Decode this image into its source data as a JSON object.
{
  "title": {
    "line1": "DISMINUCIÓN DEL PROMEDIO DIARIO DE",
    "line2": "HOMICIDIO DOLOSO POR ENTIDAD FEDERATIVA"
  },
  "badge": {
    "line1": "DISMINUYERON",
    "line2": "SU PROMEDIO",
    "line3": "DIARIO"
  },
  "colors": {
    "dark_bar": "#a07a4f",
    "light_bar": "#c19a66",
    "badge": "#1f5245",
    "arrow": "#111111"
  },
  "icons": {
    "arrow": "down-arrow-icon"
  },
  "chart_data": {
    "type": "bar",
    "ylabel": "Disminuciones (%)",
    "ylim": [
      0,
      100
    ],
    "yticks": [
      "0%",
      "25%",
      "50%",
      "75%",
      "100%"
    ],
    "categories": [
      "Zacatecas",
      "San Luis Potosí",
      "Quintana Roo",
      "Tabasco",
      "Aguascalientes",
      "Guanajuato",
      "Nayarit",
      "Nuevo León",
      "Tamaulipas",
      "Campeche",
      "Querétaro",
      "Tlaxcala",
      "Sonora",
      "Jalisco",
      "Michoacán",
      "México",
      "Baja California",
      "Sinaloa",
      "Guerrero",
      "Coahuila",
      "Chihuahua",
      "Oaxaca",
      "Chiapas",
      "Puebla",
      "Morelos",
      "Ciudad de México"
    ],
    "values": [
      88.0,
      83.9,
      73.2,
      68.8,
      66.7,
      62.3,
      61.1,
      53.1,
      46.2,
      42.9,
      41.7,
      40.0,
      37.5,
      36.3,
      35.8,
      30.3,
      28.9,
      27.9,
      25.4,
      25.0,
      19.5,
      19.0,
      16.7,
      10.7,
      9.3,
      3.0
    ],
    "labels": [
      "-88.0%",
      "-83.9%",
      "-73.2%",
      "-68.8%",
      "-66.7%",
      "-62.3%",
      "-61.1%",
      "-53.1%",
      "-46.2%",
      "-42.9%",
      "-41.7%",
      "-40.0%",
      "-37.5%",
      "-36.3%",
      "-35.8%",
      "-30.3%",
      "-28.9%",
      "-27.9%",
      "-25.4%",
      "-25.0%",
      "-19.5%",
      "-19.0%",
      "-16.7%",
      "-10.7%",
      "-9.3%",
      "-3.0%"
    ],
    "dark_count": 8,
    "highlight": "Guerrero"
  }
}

▶ **WHAT TO WORK ON**
Return all of the data precisely as it appears.

▶ **CORRECT OUTPUT**
Decode this image into its source data as a JSON object.
{
  "title": {
    "line1": "DISMINUCIÓN DEL PROMEDIO DIARIO DE",
    "line2": "HOMICIDIO DOLOSO POR ENTIDAD FEDERATIVA"
  },
  "badge": {
    "line1": "DISMINUYERON",
    "line2": "SU PROMEDIO",
    "line3": "DIARIO"
  },
  "colors": {
    "dark_bar": "#a07a4f",
    "light_bar": "#c19a66",
    "badge": "#1f5245",
    "arrow": "#111111"
  },
  "icons": {
    "arrow": "down-arrow-icon"
  },
  "chart_data": {
    "type": "bar",
    "ylabel": "Disminuciones (%)",
    "ylim": [
      0,
      100
    ],
    "yticks": [
      "0%",
      "25%",
      "50%",
      "75%",
      "100%"
    ],
    "categories": [
      "Zacatecas",
      "San Luis Potosí",
      "Quintana Roo",
      "Tabasco",
      "Aguascalientes",
      "Guanajuato",
      "Nayarit",
      "Nuevo León",
      "Tamaulipas",
      "Campeche",
      "Querétaro",
      "Tlaxcala",
      "Sonora",
      "Jalisco",
      "Michoacán",
      "México",
      "Baja California",
      "Sinaloa",
      "Guerrero",
      "Coahuila",
      "Chihuahua",
      "Oaxaca",
      "Chiapas",
      "Puebla",
      "Morelos",
      "Ciudad de México"
    ],
    "values": [
      88.0,
      83.9,
      73.2,
      68.8,
      66.7,
      62.3,
      61.1,
      53.1,
      46.2,
      42.9,
      41.7,
      40.0,
      37.5,
      36.3,
      35.8,
      30.3,
      28.9,
      27.9,
      25.4,
      25.0,
      19.5,
      19.0,
      16.7,
      10.7,
      9.3,
      3.0
    ],
    "labels": [
      "-88.0%",
      "-83.9%",
      "-73.2%",
      "-68.8%",
      "-66.7%",
      "-62.3%",
      "-61.1%",
      "-53.1%",
      "-46.2%",
      "-42.9%",
      "-41.7%",
      "-40.0%",
      "-37.5%",
      "-36.3%",
      "-35.8%",
      "-30.3%",
      "-28.9%",
      "-27.9%",
      "-25.4%",
      "-25.0%",
      "-19.5%",
      "-19.0%",
      "-16.7%",
      "-10.7%",
      "-9.3%",
      "-3.0%"
    ],
    "dark_count": 8,
    "highlight": "Guerrero"
  }
}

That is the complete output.